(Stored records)
□ □ □ □
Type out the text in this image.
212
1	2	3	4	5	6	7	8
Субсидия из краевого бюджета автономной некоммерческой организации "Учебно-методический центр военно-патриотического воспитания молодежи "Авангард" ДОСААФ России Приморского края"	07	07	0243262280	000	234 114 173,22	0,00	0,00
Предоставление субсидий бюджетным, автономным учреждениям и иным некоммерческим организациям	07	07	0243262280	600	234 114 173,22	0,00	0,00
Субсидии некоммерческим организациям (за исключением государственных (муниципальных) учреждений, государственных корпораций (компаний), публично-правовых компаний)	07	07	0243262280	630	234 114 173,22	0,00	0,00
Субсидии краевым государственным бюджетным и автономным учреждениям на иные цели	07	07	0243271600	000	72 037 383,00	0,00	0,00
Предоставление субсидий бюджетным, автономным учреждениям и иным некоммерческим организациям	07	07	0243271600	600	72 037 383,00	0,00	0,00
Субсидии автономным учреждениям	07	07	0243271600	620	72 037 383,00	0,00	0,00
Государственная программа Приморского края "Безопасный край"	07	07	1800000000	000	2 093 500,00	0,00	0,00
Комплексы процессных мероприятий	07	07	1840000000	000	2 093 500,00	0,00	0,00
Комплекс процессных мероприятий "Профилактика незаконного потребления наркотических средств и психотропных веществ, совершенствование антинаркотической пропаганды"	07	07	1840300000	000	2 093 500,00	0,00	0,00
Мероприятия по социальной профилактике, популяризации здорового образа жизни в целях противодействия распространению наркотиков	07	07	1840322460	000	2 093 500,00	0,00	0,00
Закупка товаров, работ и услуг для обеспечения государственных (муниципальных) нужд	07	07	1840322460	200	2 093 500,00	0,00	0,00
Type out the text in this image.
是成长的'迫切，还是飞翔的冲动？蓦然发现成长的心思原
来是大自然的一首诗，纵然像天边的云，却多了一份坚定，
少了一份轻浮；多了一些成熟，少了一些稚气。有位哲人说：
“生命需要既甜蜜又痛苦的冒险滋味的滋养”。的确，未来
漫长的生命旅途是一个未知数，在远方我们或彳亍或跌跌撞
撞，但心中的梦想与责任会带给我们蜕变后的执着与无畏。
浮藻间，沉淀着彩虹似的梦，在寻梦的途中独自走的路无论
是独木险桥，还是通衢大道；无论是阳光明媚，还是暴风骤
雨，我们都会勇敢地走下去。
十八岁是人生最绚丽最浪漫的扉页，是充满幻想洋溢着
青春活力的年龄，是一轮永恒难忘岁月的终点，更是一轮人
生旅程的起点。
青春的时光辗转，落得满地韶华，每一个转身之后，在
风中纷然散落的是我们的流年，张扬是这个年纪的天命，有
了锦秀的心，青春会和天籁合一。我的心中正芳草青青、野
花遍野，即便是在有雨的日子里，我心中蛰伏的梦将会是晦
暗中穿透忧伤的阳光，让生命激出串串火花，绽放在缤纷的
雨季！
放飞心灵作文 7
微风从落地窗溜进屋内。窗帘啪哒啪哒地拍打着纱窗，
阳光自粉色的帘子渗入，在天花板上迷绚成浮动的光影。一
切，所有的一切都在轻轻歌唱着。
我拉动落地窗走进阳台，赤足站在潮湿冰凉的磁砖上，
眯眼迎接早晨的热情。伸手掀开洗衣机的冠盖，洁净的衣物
□ □ □ □
SET PROBLEM: Would you reproduce all the entries exactly?

FULL SOLUTION:
Type out the text in this image.
212
1	2	3	4	5	6	7	8
Субсидия из краевого бюджета автономной некоммерческой организации "Учебно-методический центр военно-патриотического воспитания молодежи "Авангард" ДОСААФ России Приморского края"	07	07	0243262280	000	234 114 173,22	0,00	0,00
Предоставление субсидий бюджетным, автономным учреждениям и иным некоммерческим организациям	07	07	0243262280	600	234 114 173,22	0,00	0,00
Субсидии некоммерческим организациям (за исключением государственных (муниципальных) учреждений, государственных корпораций (компаний), публично-правовых компаний)	07	07	0243262280	630	234 114 173,22	0,00	0,00
Субсидии краевым государственным бюджетным и автономным учреждениям на иные цели	07	07	0243271600	000	72 037 383,00	0,00	0,00
Предоставление субсидий бюджетным, автономным учреждениям и иным некоммерческим организациям	07	07	0243271600	600	72 037 383,00	0,00	0,00
Субсидии автономным учреждениям	07	07	0243271600	620	72 037 383,00	0,00	0,00
Государственная программа Приморского края "Безопасный край"	07	07	1800000000	000	2 093 500,00	0,00	0,00
Комплексы процессных мероприятий	07	07	1840000000	000	2 093 500,00	0,00	0,00
Комплекс процессных мероприятий "Профилактика незаконного потребления наркотических средств и психотропных веществ, совершенствование антинаркотической пропаганды"	07	07	1840300000	000	2 093 500,00	0,00	0,00
Мероприятия по социальной профилактике, популяризации здорового образа жизни в целях противодействия распространению наркотиков	07	07	1840322460	000	2 093 500,00	0,00	0,00
Закупка товаров, работ и услуг для обеспечения государственных (муниципальных) нужд	07	07	1840322460	200	2 093 500,00	0,00	0,00
Type out the text in this image.
是成长的'迫切，还是飞翔的冲动？蓦然发现成长的心思原
来是大自然的一首诗，纵然像天边的云，却多了一份坚定，
少了一份轻浮；多了一些成熟，少了一些稚气。有位哲人说：
“生命需要既甜蜜又痛苦的冒险滋味的滋养”。的确，未来
漫长的生命旅途是一个未知数，在远方我们或彳亍或跌跌撞
撞，但心中的梦想与责任会带给我们蜕变后的执着与无畏。
浮藻间，沉淀着彩虹似的梦，在寻梦的途中独自走的路无论
是独木险桥，还是通衢大道；无论是阳光明媚，还是暴风骤
雨，我们都会勇敢地走下去。
十八岁是人生最绚丽最浪漫的扉页，是充满幻想洋溢着
青春活力的年龄，是一轮永恒难忘岁月的终点，更是一轮人
生旅程的起点。
青春的时光辗转，落得满地韶华，每一个转身之后，在
风中纷然散落的是我们的流年，张扬是这个年纪的天命，有
了锦秀的心，青春会和天籁合一。我的心中正芳草青青、野
花遍野，即便是在有雨的日子里，我心中蛰伏的梦将会是晦
暗中穿透忧伤的阳光，让生命激出串串火花，绽放在缤纷的
雨季！
放飞心灵作文 7
微风从落地窗溜进屋内。窗帘啪哒啪哒地拍打着纱窗，
阳光自粉色的帘子渗入，在天花板上迷绚成浮动的光影。一
切，所有的一切都在轻轻歌唱着。
我拉动落地窗走进阳台，赤足站在潮湿冰凉的磁砖上，
眯眼迎接早晨的热情。伸手掀开洗衣机的冠盖，洁净的衣物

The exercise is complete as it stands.